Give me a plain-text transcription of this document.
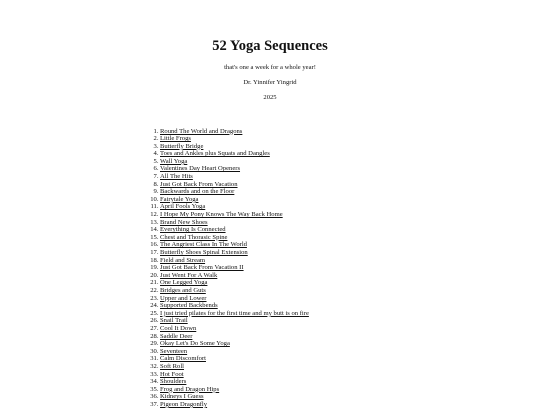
52 Yoga Sequences

that's one a week for a whole year!

Dr. Yinnifer Yingrid

2025

1. Round The World and Dragons
2. Little Frogs
3. Butterfly Bridge
4. Toes and Ankles plus Squats and Dangles
5. Wall Yoga
6. Valentines Day Heart Openers
7. All The Hits
8. Just Got Back From Vacation
9. Backwards and on the Floor
10. Fairytale Yoga
11. April Fools Yoga
12. I Hope My Pony Knows The Way Back Home
13. Brand New Shoes
14. Everything Is Connected
15. Chest and Thorasic Spine
16. The Angriest Class In The World
17. Butterfly Shoes Spinal Extension
18. Field and Stream
19. Just Got Back From Vacation II
20. Just Went For A Walk
21. One Legged Yoga
22. Bridges and Guts
23. Upper and Lower
24. Supported Backbends
25. I just tried pilates for the first time and my butt is on fire
26. Snail Trail
27. Cool It Down
28. Saddle Deer
29. Okay Let's Do Some Yoga
30. Seventeen
31. Calm Discomfort
32. Soft Roll
33. Hot Foot
34. Shoulders
35. Frog and Dragon Hips
36. Kidneys I Guess
37. Pigeon Dragonfly
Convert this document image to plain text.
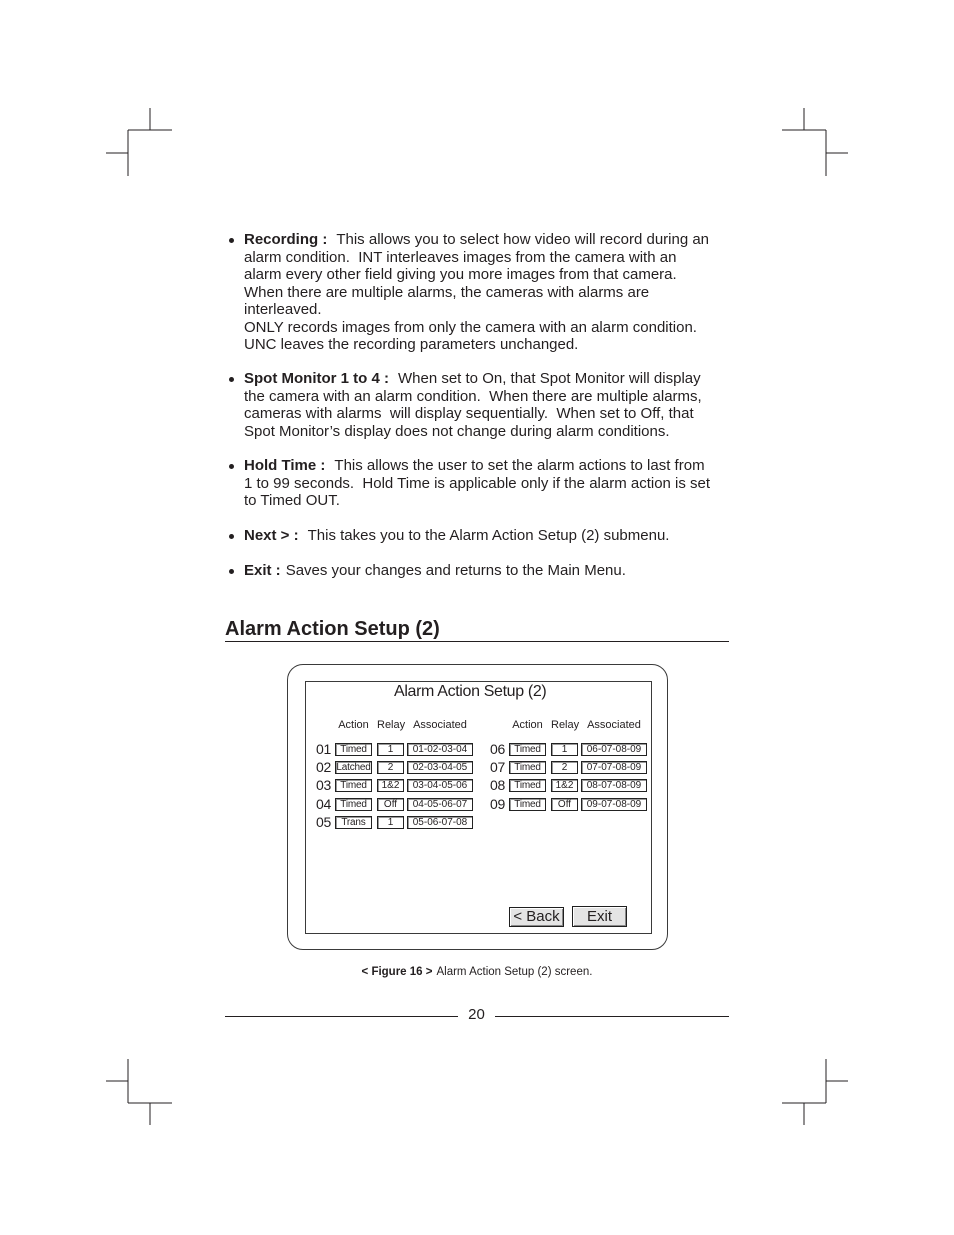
Recording : This allows you to select how video will record during an
alarm condition.  INT interleaves images from the camera with an
alarm every other field giving you more images from that camera.
When there are multiple alarms, the cameras with alarms are
interleaved.
ONLY records images from only the camera with an alarm condition.
UNC leaves the recording parameters unchanged.
Spot Monitor 1 to 4 : When set to On, that Spot Monitor will display
the camera with an alarm condition.  When there are multiple alarms,
cameras with alarms  will display sequentially.  When set to Off, that
Spot Monitor’s display does not change during alarm conditions.
Hold Time : This allows the user to set the alarm actions to last from
1 to 99 seconds.  Hold Time is applicable only if the alarm action is set
to Timed OUT.
Next > : This takes you to the Alarm Action Setup (2) submenu.
Exit : Saves your changes and returns to the Main Menu.
Alarm Action Setup (2)
Alarm Action Setup (2)
Action Relay Associated
01 Timed	1	01-02-03-04
02 Latched	2	02-03-04-05
03 Timed	1&2	03-04-05-06
04 Timed	Off	04-05-06-07
05	Trans	1	05-06-07-08
Action Relay Associated
06 Timed	1	06-07-08-09
07 Timed	2	07-07-08-09
08 Timed	1&2	08-07-08-09
09 Timed	Off	09-07-08-09
< Back	Exit
< Figure 16 > Alarm Action Setup (2) screen.
20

- WRITTEN INSTRUCTION
Write the entries above out in full, exactly, with no images.

- TASK ANSWER
Give me a plain-text transcription of this document.
52 Yoga Sequences

that's one a week for a whole year!

Dr. Yinnifer Yingrid

2025

1. Round The World and Dragons
2. Little Frogs
3. Butterfly Bridge
4. Toes and Ankles plus Squats and Dangles
5. Wall Yoga
6. Valentines Day Heart Openers
7. All The Hits
8. Just Got Back From Vacation
9. Backwards and on the Floor
10. Fairytale Yoga
11. April Fools Yoga
12. I Hope My Pony Knows The Way Back Home
13. Brand New Shoes
14. Everything Is Connected
15. Chest and Thorasic Spine
16. The Angriest Class In The World
17. Butterfly Shoes Spinal Extension
18. Field and Stream
19. Just Got Back From Vacation II
20. Just Went For A Walk
21. One Legged Yoga
22. Bridges and Guts
23. Upper and Lower
24. Supported Backbends
25. I just tried pilates for the first time and my butt is on fire
26. Snail Trail
27. Cool It Down
28. Saddle Deer
29. Okay Let's Do Some Yoga
30. Seventeen
31. Calm Discomfort
32. Soft Roll
33. Hot Foot
34. Shoulders
35. Frog and Dragon Hips
36. Kidneys I Guess
37. Pigeon Dragonfly
Convert this document image to plain text.
Recording : This allows you to select how video will record during an
alarm condition.  INT interleaves images from the camera with an
alarm every other field giving you more images from that camera.
When there are multiple alarms, the cameras with alarms are
interleaved.
ONLY records images from only the camera with an alarm condition.
UNC leaves the recording parameters unchanged.
Spot Monitor 1 to 4 : When set to On, that Spot Monitor will display
the camera with an alarm condition.  When there are multiple alarms,
cameras with alarms  will display sequentially.  When set to Off, that
Spot Monitor’s display does not change during alarm conditions.
Hold Time : This allows the user to set the alarm actions to last from
1 to 99 seconds.  Hold Time is applicable only if the alarm action is set
to Timed OUT.
Next > : This takes you to the Alarm Action Setup (2) submenu.
Exit : Saves your changes and returns to the Main Menu.
Alarm Action Setup (2)
Alarm Action Setup (2)
Action Relay Associated
01 Timed	1	01-02-03-04
02 Latched	2	02-03-04-05
03 Timed	1&2	03-04-05-06
04 Timed	Off	04-05-06-07
05	Trans	1	05-06-07-08
Action Relay Associated
06 Timed	1	06-07-08-09
07 Timed	2	07-07-08-09
08 Timed	1&2	08-07-08-09
09 Timed	Off	09-07-08-09
< Back	Exit
< Figure 16 > Alarm Action Setup (2) screen.
20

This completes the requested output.